- _Exercise description_: Please write out the rows again from the line containing "- views-icon: [345, 61, 369, 81]" through the line containing "- usb-drive-icon: [499, 307, 545, 345]", replacing "hard-drive-icon" with "disk-icon" and leaving everything else as it is.

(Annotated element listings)
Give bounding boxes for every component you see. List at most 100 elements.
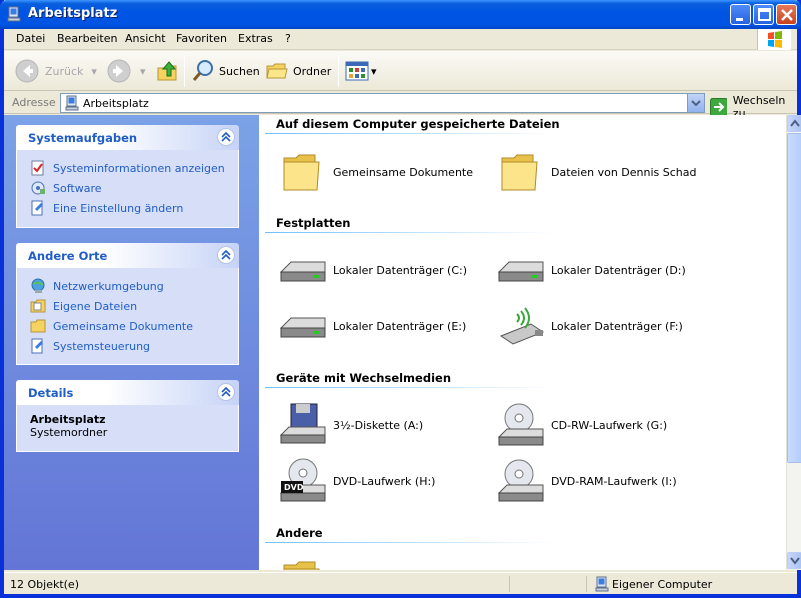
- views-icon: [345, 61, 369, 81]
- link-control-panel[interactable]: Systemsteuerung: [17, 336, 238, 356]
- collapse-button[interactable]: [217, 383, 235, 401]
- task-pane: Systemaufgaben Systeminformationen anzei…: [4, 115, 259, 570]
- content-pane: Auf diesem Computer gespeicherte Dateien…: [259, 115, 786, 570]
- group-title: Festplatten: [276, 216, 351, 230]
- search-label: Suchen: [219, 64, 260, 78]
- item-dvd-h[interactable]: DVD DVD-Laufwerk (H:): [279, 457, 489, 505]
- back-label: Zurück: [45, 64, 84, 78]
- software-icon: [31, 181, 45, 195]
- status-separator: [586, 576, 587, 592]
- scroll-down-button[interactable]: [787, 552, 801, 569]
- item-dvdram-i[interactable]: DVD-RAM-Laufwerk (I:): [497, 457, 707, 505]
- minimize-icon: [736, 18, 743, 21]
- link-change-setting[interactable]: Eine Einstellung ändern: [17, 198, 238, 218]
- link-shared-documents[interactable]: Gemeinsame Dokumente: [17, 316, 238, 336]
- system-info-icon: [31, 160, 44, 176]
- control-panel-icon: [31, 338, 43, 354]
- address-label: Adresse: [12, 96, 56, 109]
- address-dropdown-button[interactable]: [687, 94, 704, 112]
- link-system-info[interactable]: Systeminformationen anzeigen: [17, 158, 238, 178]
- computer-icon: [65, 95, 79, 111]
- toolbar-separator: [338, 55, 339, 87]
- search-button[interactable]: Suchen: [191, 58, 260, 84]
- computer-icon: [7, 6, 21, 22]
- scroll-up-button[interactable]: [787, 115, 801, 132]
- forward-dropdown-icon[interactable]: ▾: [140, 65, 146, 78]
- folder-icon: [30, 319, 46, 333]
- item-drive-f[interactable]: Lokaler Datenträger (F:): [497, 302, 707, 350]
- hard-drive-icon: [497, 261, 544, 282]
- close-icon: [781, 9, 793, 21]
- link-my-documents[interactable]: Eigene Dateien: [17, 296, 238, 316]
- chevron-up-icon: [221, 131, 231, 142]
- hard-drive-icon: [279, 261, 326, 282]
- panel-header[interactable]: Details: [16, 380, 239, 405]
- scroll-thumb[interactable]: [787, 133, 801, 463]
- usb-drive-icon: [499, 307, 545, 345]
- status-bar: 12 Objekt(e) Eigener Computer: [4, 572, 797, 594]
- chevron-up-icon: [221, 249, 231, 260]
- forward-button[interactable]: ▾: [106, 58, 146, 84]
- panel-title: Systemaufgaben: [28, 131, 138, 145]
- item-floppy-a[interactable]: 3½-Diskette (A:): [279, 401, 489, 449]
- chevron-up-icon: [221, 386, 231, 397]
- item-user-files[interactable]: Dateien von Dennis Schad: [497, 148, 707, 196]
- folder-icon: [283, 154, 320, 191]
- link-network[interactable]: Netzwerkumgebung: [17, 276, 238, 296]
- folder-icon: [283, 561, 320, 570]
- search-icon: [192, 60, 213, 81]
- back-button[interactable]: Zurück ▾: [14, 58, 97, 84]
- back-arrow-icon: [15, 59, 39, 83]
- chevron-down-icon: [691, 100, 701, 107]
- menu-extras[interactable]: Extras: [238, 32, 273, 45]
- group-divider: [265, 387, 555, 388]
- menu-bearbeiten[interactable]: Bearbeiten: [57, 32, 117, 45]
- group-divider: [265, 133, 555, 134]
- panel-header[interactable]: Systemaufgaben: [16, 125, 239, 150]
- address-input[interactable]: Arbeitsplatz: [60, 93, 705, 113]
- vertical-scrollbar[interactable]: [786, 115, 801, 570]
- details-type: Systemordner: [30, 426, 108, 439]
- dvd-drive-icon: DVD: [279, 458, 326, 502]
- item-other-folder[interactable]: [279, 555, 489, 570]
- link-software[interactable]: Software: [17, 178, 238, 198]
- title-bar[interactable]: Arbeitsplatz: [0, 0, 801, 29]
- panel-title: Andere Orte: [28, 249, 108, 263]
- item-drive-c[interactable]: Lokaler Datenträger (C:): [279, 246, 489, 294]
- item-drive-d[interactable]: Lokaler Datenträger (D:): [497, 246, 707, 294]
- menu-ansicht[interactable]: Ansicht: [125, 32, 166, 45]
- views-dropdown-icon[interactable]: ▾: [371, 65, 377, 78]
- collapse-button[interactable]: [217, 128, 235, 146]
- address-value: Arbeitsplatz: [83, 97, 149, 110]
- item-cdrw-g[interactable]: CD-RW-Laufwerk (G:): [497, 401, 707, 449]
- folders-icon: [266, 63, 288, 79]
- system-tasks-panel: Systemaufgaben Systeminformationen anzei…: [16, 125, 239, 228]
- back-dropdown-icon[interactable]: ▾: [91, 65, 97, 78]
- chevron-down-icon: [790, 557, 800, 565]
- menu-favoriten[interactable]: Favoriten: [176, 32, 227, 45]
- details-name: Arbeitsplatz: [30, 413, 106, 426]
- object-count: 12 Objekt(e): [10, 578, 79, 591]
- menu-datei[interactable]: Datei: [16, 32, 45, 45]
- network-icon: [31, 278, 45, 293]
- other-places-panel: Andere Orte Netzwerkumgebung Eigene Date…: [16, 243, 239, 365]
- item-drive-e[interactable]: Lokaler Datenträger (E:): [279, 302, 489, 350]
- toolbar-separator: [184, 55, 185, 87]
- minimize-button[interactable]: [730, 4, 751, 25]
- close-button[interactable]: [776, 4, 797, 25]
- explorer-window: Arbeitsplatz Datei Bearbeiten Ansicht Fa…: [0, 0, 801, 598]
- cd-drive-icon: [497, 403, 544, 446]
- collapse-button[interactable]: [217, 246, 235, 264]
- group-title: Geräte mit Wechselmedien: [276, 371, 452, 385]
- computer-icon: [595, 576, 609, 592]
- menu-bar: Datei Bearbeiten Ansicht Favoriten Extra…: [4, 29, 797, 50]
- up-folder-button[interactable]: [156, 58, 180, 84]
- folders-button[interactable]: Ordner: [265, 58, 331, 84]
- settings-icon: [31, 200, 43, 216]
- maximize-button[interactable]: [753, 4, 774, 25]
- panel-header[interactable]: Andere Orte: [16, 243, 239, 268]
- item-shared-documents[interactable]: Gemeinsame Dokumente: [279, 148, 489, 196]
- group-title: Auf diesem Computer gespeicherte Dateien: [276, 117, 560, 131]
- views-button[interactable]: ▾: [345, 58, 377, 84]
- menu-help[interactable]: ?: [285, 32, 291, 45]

- _Task response_:
- views-icon: [345, 61, 369, 81]
- link-control-panel[interactable]: Systemsteuerung: [17, 336, 238, 356]
- collapse-button[interactable]: [217, 383, 235, 401]
- task-pane: Systemaufgaben Systeminformationen anzei…: [4, 115, 259, 570]
- content-pane: Auf diesem Computer gespeicherte Dateien…: [259, 115, 786, 570]
- group-title: Festplatten: [276, 216, 351, 230]
- search-label: Suchen: [219, 64, 260, 78]
- item-dvd-h[interactable]: DVD DVD-Laufwerk (H:): [279, 457, 489, 505]
- back-label: Zurück: [45, 64, 84, 78]
- software-icon: [31, 181, 45, 195]
- status-separator: [586, 576, 587, 592]
- scroll-down-button[interactable]: [787, 552, 801, 569]
- item-dvdram-i[interactable]: DVD-RAM-Laufwerk (I:): [497, 457, 707, 505]
- minimize-icon: [736, 18, 743, 21]
- link-change-setting[interactable]: Eine Einstellung ändern: [17, 198, 238, 218]
- link-shared-documents[interactable]: Gemeinsame Dokumente: [17, 316, 238, 336]
- system-info-icon: [31, 160, 44, 176]
- control-panel-icon: [31, 338, 43, 354]
- address-label: Adresse: [12, 96, 56, 109]
- address-dropdown-button[interactable]: [687, 94, 704, 112]
- link-system-info[interactable]: Systeminformationen anzeigen: [17, 158, 238, 178]
- computer-icon: [65, 95, 79, 111]
- toolbar-separator: [338, 55, 339, 87]
- search-button[interactable]: Suchen: [191, 58, 260, 84]
- computer-icon: [7, 6, 21, 22]
- scroll-up-button[interactable]: [787, 115, 801, 132]
- forward-dropdown-icon[interactable]: ▾: [140, 65, 146, 78]
- folder-icon: [30, 319, 46, 333]
- item-drive-f[interactable]: Lokaler Datenträger (F:): [497, 302, 707, 350]
- disk-icon: [497, 261, 544, 282]
- close-icon: [781, 9, 793, 21]
- link-my-documents[interactable]: Eigene Dateien: [17, 296, 238, 316]
- chevron-up-icon: [221, 131, 231, 142]
- disk-icon: [279, 261, 326, 282]
- panel-header[interactable]: Details: [16, 380, 239, 405]
- scroll-thumb[interactable]: [787, 133, 801, 463]
- usb-drive-icon: [499, 307, 545, 345]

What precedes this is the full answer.